== Records for the exercise
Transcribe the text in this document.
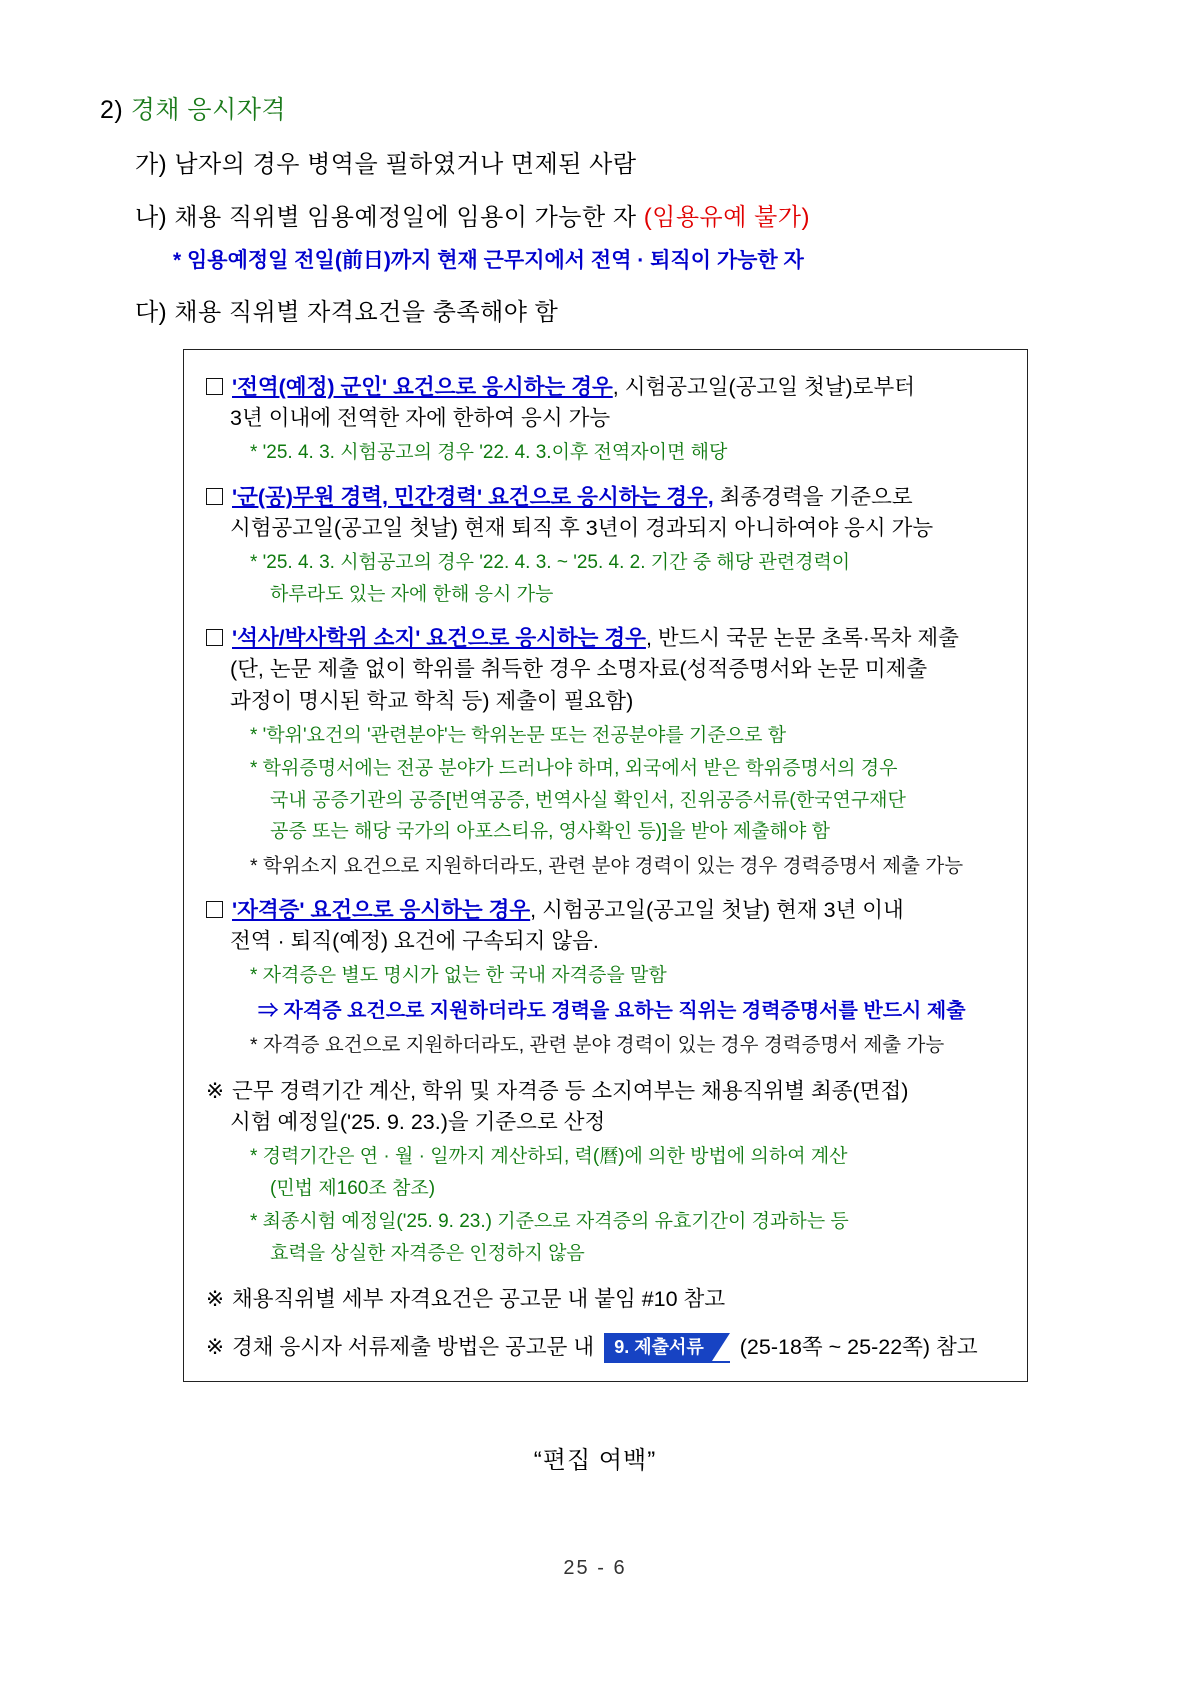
2) 경채 응시자격
가) 남자의 경우 병역을 필하였거나 면제된 사람
나) 채용 직위별 임용예정일에 임용이 가능한 자 (임용유예 불가)
* 임용예정일 전일(前日)까지 현재 근무지에서 전역 · 퇴직이 가능한 자
다) 채용 직위별 자격요건을 충족해야 함
'전역(예정) 군인' 요건으로 응시하는 경우, 시험공고일(공고일 첫날)로부터
3년 이내에 전역한 자에 한하여 응시 가능
* '25. 4. 3. 시험공고의 경우 '22. 4. 3.이후 전역자이면 해당
'군(공)무원 경력, 민간경력' 요건으로 응시하는 경우, 최종경력을 기준으로
시험공고일(공고일 첫날) 현재 퇴직 후 3년이 경과되지 아니하여야 응시 가능
* '25. 4. 3. 시험공고의 경우 '22. 4. 3. ~ '25. 4. 2. 기간 중 해당 관련경력이
하루라도 있는 자에 한해 응시 가능
'석사/박사학위 소지' 요건으로 응시하는 경우, 반드시 국문 논문 초록·목차 제출
(단, 논문 제출 없이 학위를 취득한 경우 소명자료(성적증명서와 논문 미제출
과정이 명시된 학교 학칙 등) 제출이 필요함)
* '학위'요건의 '관련분야'는 학위논문 또는 전공분야를 기준으로 함
* 학위증명서에는 전공 분야가 드러나야 하며, 외국에서 받은 학위증명서의 경우
국내 공증기관의 공증[번역공증, 번역사실 확인서, 진위공증서류(한국연구재단
공증 또는 해당 국가의 아포스티유, 영사확인 등)]을 받아 제출해야 함
* 학위소지 요건으로 지원하더라도, 관련 분야 경력이 있는 경우 경력증명서 제출 가능
'자격증' 요건으로 응시하는 경우, 시험공고일(공고일 첫날) 현재 3년 이내
전역 · 퇴직(예정) 요건에 구속되지 않음.
* 자격증은 별도 명시가 없는 한 국내 자격증을 말함
⇒ 자격증 요건으로 지원하더라도 경력을 요하는 직위는 경력증명서를 반드시 제출
* 자격증 요건으로 지원하더라도, 관련 분야 경력이 있는 경우 경력증명서 제출 가능
※ 근무 경력기간 계산, 학위 및 자격증 등 소지여부는 채용직위별 최종(면접)
시험 예정일('25. 9. 23.)을 기준으로 산정
* 경력기간은 연 · 월 · 일까지 계산하되, 력(曆)에 의한 방법에 의하여 계산
(민법 제160조 참조)
* 최종시험 예정일('25. 9. 23.) 기준으로 자격증의 유효기간이 경과하는 등
효력을 상실한 자격증은 인정하지 않음
※ 채용직위별 세부 자격요건은 공고문 내 붙임 #10 참고
※ 경채 응시자 서류제출 방법은 공고문 내 9. 제출서류 (25-18쪽 ~ 25-22쪽) 참고
“편집 여백”
25 - 6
====
▶ [Written request]: Write out every entry again word for word, without any of the pictures.

▶ [Solution below]:
Transcribe the text in this document.
2) 경채 응시자격
가) 남자의 경우 병역을 필하였거나 면제된 사람
나) 채용 직위별 임용예정일에 임용이 가능한 자 (임용유예 불가)
* 임용예정일 전일(前日)까지 현재 근무지에서 전역 · 퇴직이 가능한 자
다) 채용 직위별 자격요건을 충족해야 함
'전역(예정) 군인' 요건으로 응시하는 경우, 시험공고일(공고일 첫날)로부터
3년 이내에 전역한 자에 한하여 응시 가능
* '25. 4. 3. 시험공고의 경우 '22. 4. 3.이후 전역자이면 해당
'군(공)무원 경력, 민간경력' 요건으로 응시하는 경우, 최종경력을 기준으로
시험공고일(공고일 첫날) 현재 퇴직 후 3년이 경과되지 아니하여야 응시 가능
* '25. 4. 3. 시험공고의 경우 '22. 4. 3. ~ '25. 4. 2. 기간 중 해당 관련경력이
하루라도 있는 자에 한해 응시 가능
'석사/박사학위 소지' 요건으로 응시하는 경우, 반드시 국문 논문 초록·목차 제출
(단, 논문 제출 없이 학위를 취득한 경우 소명자료(성적증명서와 논문 미제출
과정이 명시된 학교 학칙 등) 제출이 필요함)
* '학위'요건의 '관련분야'는 학위논문 또는 전공분야를 기준으로 함
* 학위증명서에는 전공 분야가 드러나야 하며, 외국에서 받은 학위증명서의 경우
국내 공증기관의 공증[번역공증, 번역사실 확인서, 진위공증서류(한국연구재단
공증 또는 해당 국가의 아포스티유, 영사확인 등)]을 받아 제출해야 함
* 학위소지 요건으로 지원하더라도, 관련 분야 경력이 있는 경우 경력증명서 제출 가능
'자격증' 요건으로 응시하는 경우, 시험공고일(공고일 첫날) 현재 3년 이내
전역 · 퇴직(예정) 요건에 구속되지 않음.
* 자격증은 별도 명시가 없는 한 국내 자격증을 말함
⇒ 자격증 요건으로 지원하더라도 경력을 요하는 직위는 경력증명서를 반드시 제출
* 자격증 요건으로 지원하더라도, 관련 분야 경력이 있는 경우 경력증명서 제출 가능
※ 근무 경력기간 계산, 학위 및 자격증 등 소지여부는 채용직위별 최종(면접)
시험 예정일('25. 9. 23.)을 기준으로 산정
* 경력기간은 연 · 월 · 일까지 계산하되, 력(曆)에 의한 방법에 의하여 계산
(민법 제160조 참조)
* 최종시험 예정일('25. 9. 23.) 기준으로 자격증의 유효기간이 경과하는 등
효력을 상실한 자격증은 인정하지 않음
※ 채용직위별 세부 자격요건은 공고문 내 붙임 #10 참고
※ 경채 응시자 서류제출 방법은 공고문 내 9. 제출서류 (25-18쪽 ~ 25-22쪽) 참고
“편집 여백”
25 - 6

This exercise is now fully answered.